§ **Dataset records**:
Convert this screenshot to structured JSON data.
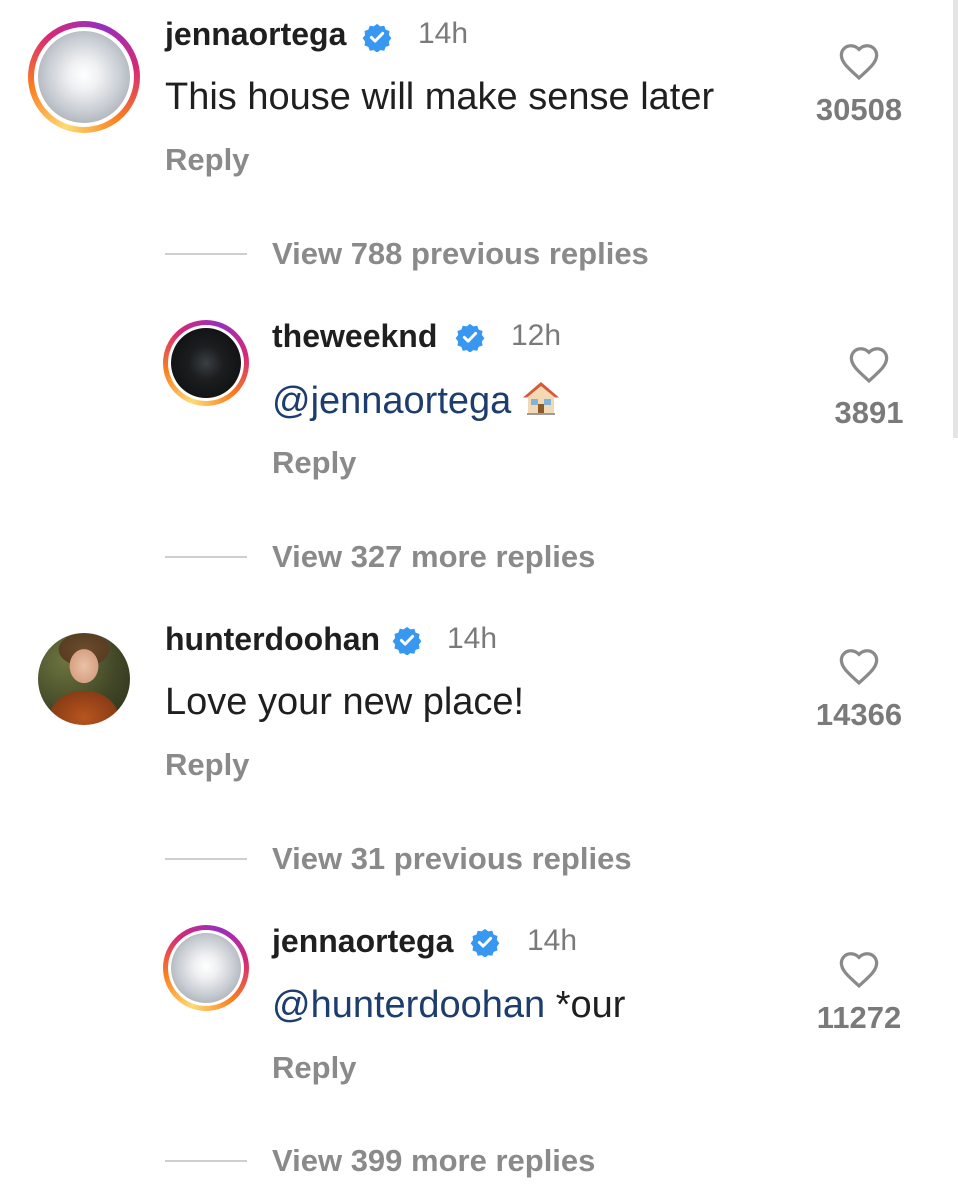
{
  "comments": [
    {
      "username": "jennaortega",
      "time": "14h",
      "text": "This house will make sense later",
      "reply_label": "Reply",
      "likes": "30508",
      "icons": {
        "verified": "verified-badge-icon",
        "like": "heart-icon"
      }
    },
    {
      "username": "theweeknd",
      "time": "12h",
      "mention": "@jennaortega",
      "emoji": "house-icon",
      "reply_label": "Reply",
      "likes": "3891"
    },
    {
      "username": "hunterdoohan",
      "time": "14h",
      "text": "Love your new place!",
      "reply_label": "Reply",
      "likes": "14366"
    },
    {
      "username": "jennaortega",
      "time": "14h",
      "mention": "@hunterdoohan",
      "text_after": "*our",
      "reply_label": "Reply",
      "likes": "11272"
    }
  ],
  "view_replies": [
    "View 788 previous replies",
    "View 327 more replies",
    "View 31 previous replies",
    "View 399 more replies"
  ],
  "colors": {
    "verified": "#3897f0",
    "mention": "#1c3d6e",
    "muted": "#8a8a8a"
  }
}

§ **Given problem**: Copy each line holding the word "previous" from the listing above.

§ **Exercise answer**:
    "View 788 previous replies",
    "View 31 previous replies",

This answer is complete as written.